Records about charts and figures

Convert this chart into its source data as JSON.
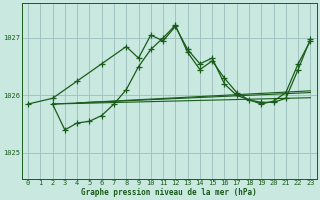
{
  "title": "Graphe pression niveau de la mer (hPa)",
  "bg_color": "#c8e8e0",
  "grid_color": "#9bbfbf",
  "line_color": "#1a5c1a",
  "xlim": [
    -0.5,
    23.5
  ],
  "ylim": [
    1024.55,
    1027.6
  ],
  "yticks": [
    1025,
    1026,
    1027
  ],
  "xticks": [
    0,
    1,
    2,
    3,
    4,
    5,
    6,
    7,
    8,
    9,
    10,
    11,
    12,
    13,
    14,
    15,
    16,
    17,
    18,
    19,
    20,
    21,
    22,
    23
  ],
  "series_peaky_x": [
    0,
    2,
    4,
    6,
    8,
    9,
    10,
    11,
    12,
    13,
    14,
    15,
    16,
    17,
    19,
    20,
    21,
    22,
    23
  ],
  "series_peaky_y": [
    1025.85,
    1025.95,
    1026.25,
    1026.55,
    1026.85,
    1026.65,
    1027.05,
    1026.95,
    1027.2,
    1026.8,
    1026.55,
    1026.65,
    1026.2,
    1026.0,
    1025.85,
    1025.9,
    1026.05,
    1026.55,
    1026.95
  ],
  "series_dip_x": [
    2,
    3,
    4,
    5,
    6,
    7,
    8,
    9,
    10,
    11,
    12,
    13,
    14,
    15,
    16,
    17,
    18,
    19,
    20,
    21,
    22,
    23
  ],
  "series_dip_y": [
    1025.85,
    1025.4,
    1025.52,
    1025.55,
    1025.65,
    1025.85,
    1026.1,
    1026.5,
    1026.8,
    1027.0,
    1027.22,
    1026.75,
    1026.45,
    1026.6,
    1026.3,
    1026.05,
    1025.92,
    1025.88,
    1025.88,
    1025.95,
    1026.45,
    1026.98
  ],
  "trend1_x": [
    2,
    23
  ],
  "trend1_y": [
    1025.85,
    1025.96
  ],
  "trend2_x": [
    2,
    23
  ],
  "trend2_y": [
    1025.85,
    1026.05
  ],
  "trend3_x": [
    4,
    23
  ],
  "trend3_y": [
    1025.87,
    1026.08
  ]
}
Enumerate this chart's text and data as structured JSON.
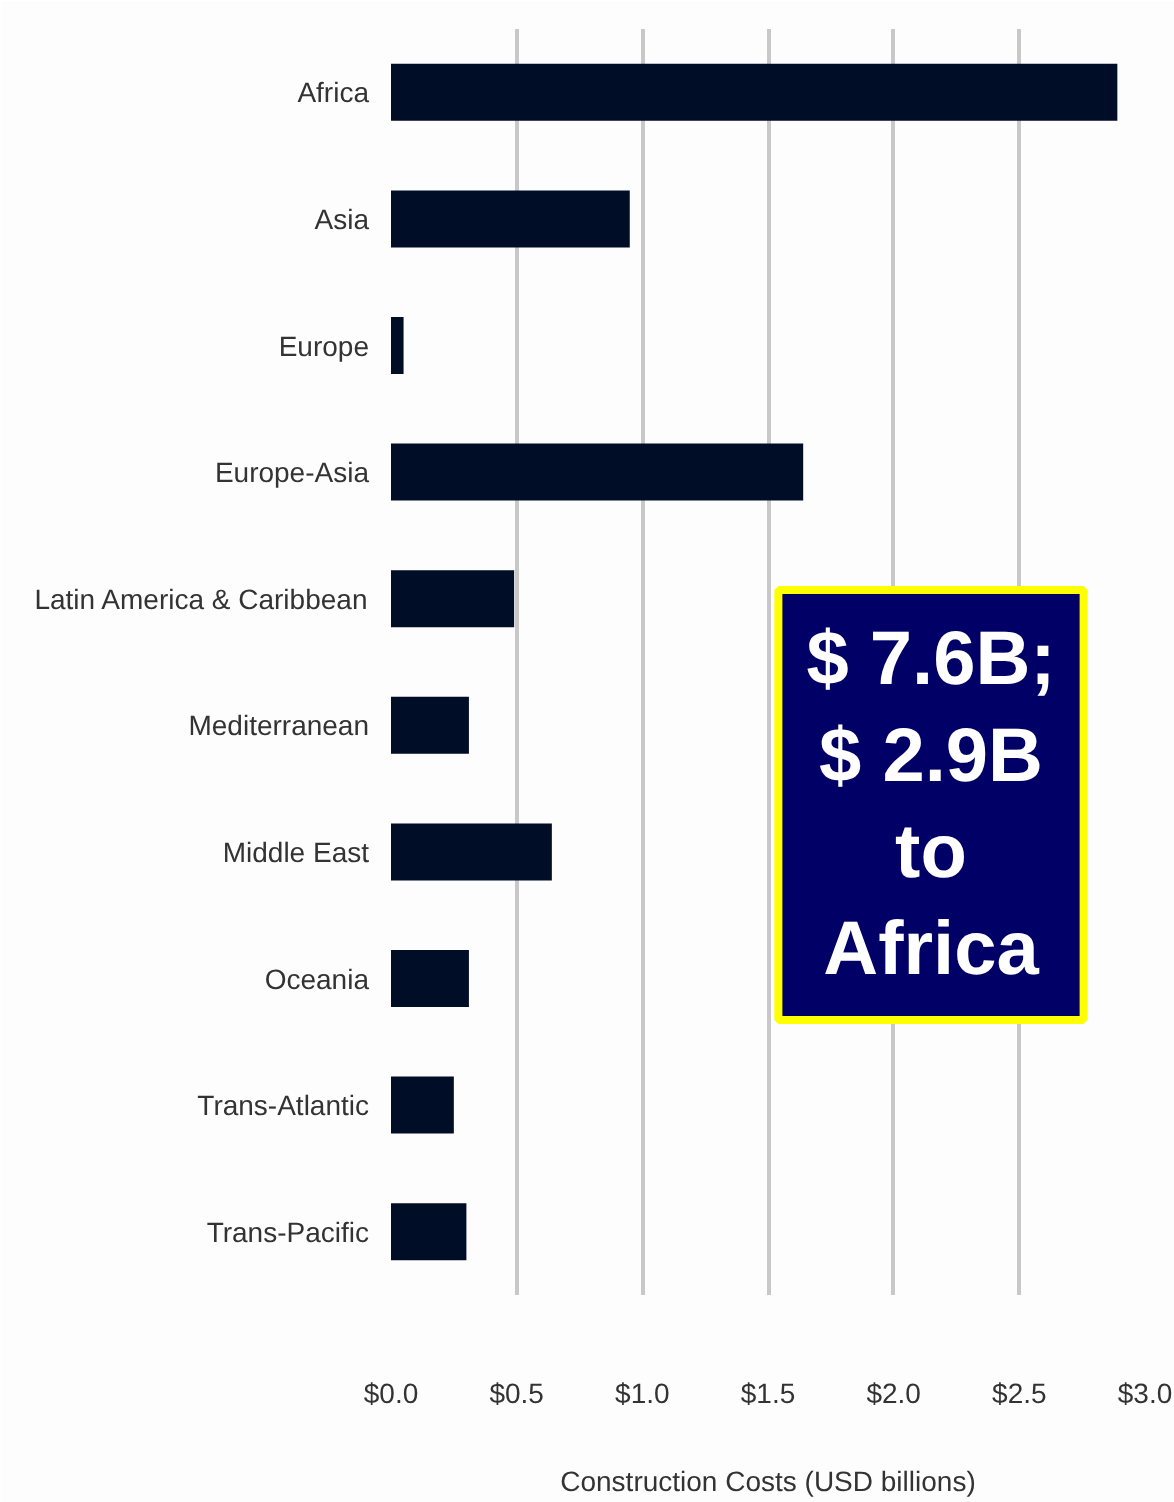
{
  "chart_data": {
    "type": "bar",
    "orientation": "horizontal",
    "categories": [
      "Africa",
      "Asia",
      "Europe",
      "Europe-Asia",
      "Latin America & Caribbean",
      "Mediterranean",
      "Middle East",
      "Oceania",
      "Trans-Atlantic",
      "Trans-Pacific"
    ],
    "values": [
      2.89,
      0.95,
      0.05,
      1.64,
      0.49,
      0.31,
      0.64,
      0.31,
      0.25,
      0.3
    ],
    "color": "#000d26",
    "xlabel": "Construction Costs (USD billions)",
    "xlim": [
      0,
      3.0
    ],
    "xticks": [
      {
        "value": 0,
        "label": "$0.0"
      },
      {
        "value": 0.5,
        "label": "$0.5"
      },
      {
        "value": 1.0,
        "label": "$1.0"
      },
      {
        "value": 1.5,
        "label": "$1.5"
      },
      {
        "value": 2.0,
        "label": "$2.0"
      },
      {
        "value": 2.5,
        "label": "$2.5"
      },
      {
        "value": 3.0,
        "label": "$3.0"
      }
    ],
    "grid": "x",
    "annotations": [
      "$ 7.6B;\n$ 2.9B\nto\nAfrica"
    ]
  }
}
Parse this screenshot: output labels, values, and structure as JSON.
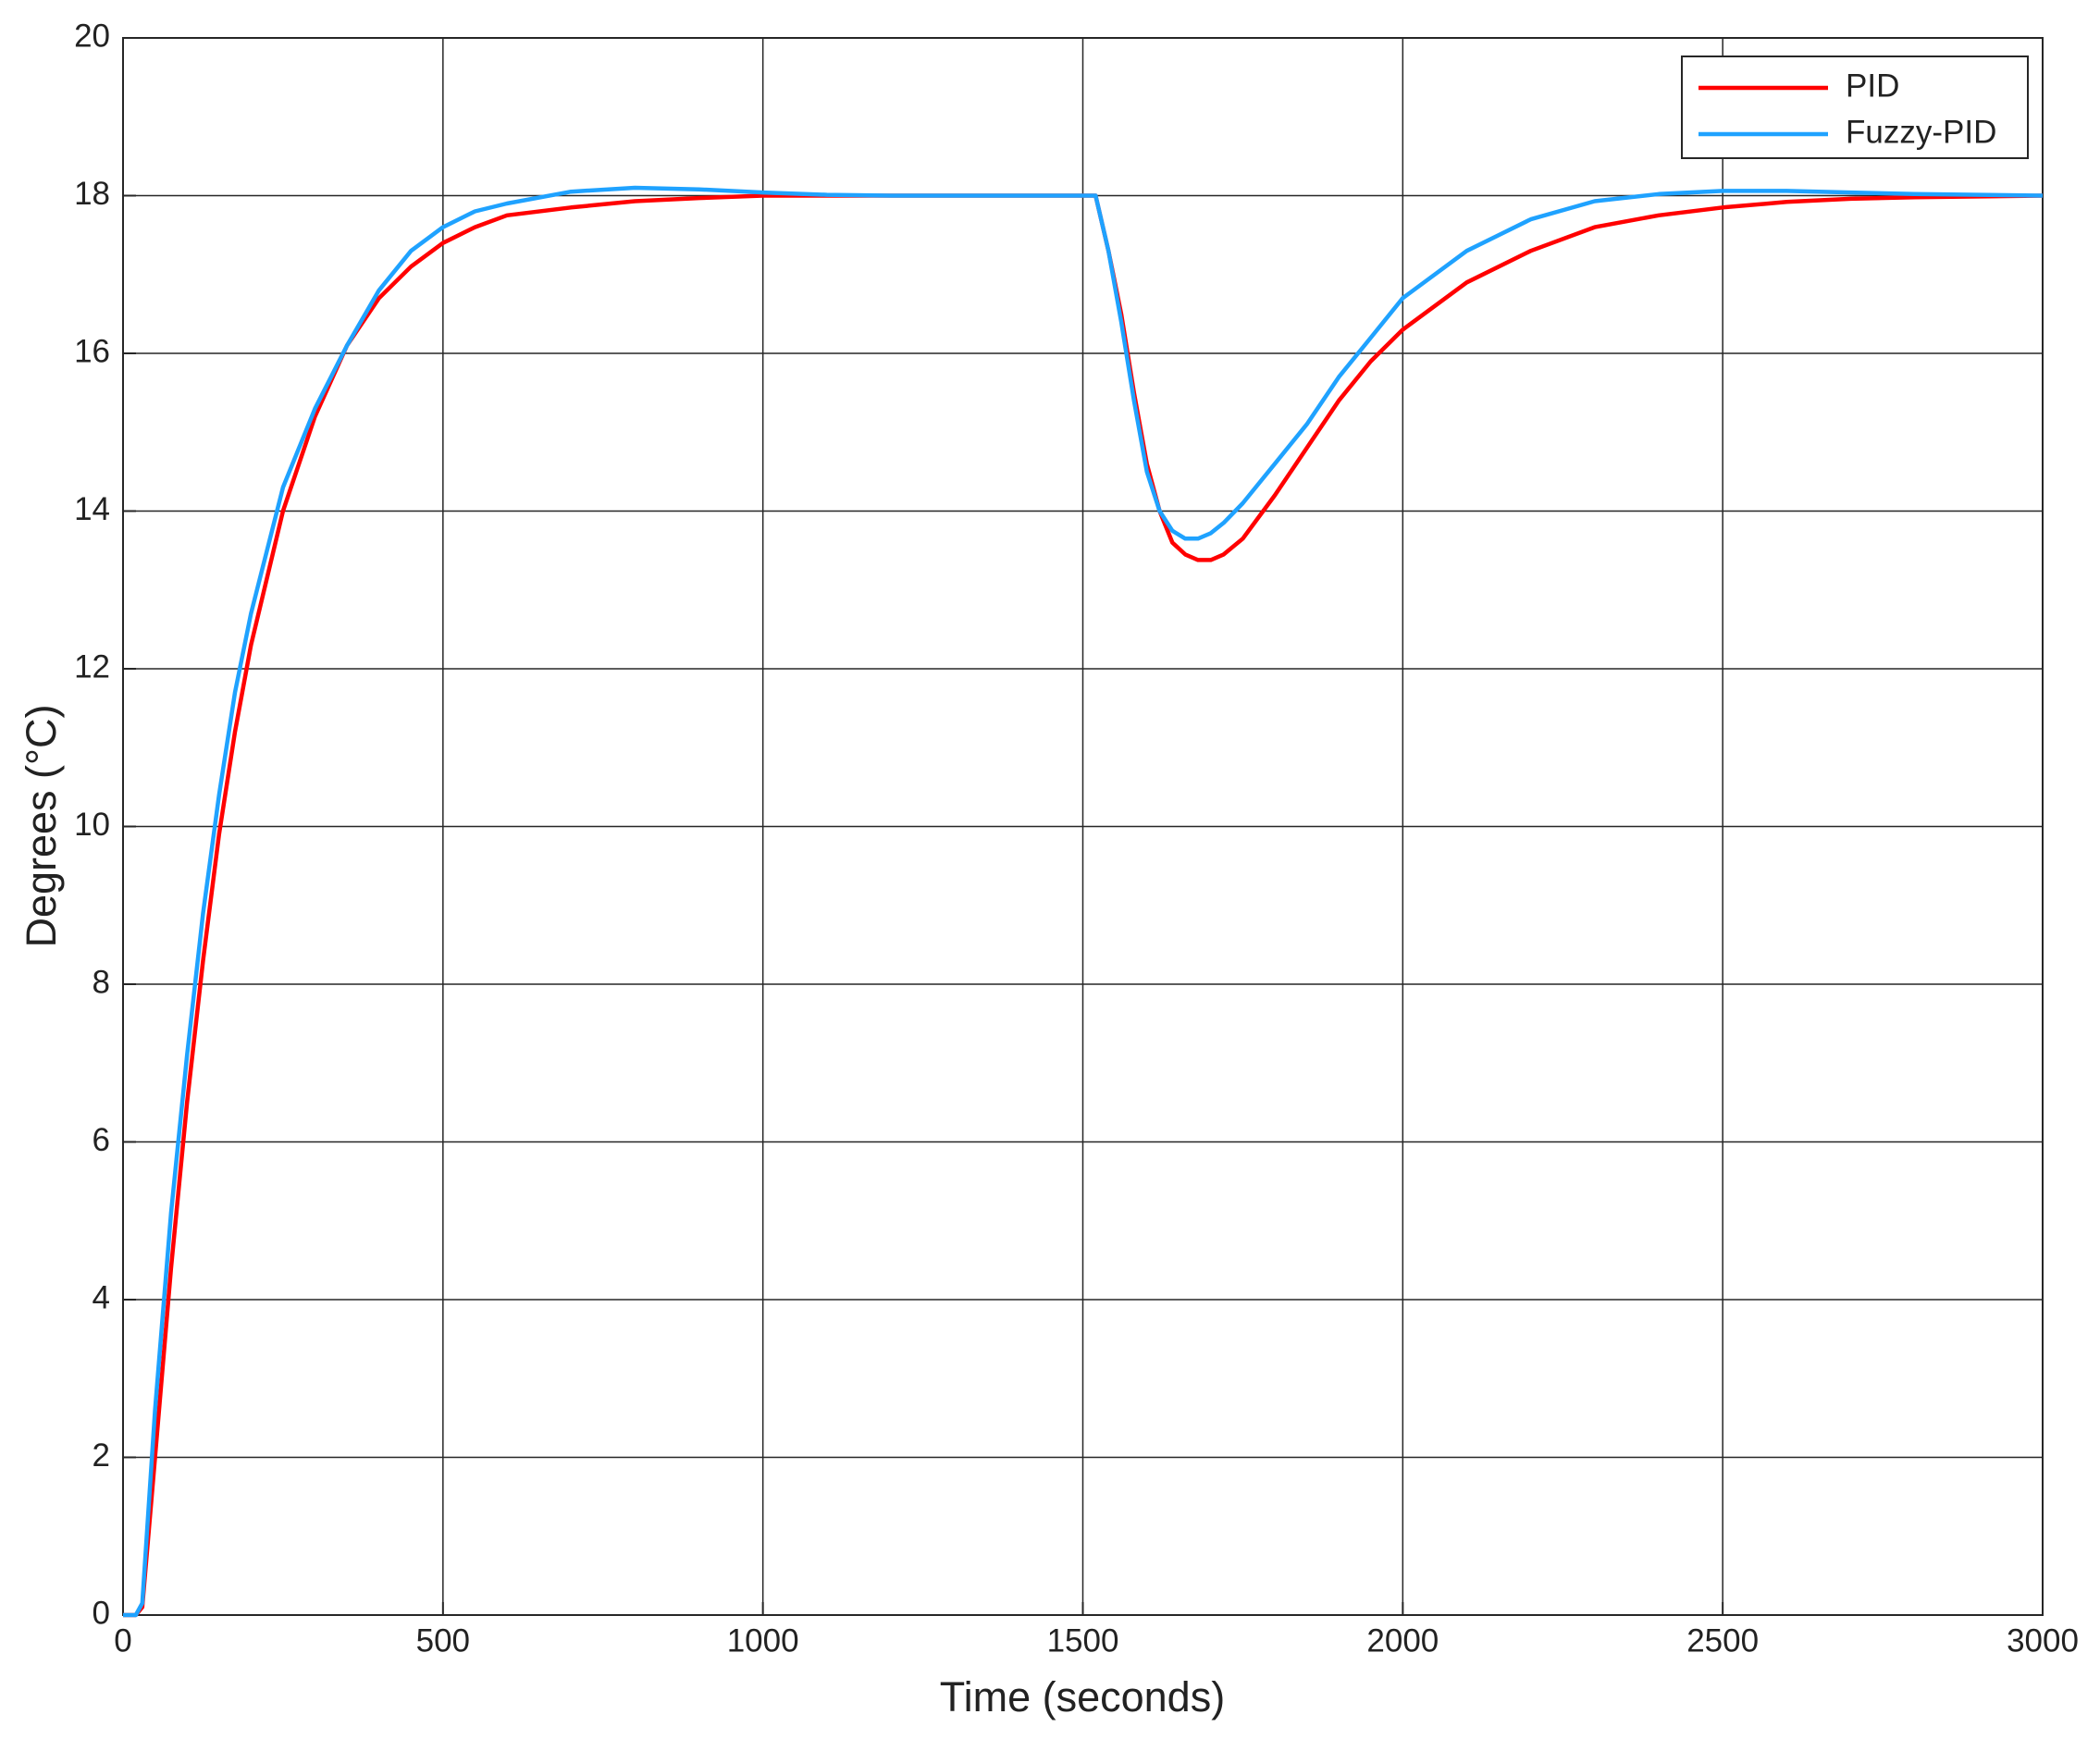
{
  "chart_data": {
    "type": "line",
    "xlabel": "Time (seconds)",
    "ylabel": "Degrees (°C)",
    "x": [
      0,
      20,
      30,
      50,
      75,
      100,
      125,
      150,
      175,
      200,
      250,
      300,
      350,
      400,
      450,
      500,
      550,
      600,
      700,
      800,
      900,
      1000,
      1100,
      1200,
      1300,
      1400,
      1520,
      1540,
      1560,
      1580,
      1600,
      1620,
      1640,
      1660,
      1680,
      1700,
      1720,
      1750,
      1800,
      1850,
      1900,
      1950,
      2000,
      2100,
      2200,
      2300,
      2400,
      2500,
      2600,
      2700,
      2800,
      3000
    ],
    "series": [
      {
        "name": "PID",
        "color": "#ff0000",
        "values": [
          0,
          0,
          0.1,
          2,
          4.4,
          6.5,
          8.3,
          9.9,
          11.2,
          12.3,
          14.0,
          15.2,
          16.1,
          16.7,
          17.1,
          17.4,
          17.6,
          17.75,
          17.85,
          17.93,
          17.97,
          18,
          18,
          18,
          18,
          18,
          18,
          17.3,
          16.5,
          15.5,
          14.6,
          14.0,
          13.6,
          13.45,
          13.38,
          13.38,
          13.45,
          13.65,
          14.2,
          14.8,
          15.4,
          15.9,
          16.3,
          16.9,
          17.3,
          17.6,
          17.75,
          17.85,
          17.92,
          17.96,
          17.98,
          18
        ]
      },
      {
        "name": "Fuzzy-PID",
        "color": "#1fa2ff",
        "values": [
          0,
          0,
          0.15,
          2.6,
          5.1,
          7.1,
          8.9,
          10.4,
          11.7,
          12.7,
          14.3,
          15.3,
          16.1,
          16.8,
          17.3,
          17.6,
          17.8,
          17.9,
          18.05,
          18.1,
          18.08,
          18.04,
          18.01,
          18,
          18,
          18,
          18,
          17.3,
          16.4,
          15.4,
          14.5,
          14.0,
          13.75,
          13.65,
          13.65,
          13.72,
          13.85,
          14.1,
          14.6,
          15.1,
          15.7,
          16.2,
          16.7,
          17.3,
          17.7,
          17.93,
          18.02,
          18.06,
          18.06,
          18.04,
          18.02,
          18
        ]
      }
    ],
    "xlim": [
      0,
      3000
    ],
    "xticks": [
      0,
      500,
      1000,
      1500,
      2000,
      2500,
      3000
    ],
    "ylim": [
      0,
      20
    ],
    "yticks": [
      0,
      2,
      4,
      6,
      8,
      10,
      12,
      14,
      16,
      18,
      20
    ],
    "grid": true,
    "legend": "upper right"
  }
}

WHAT TO PRODUCE
Only lines that contain the word "JSON" are wanted; copy each of them.

CORRECT ANSWER
Convert this chart into its source data as JSON.
Enumerate this chart's text and data as structured JSON.
Parse this screenshot: output labels, values, and structure as JSON.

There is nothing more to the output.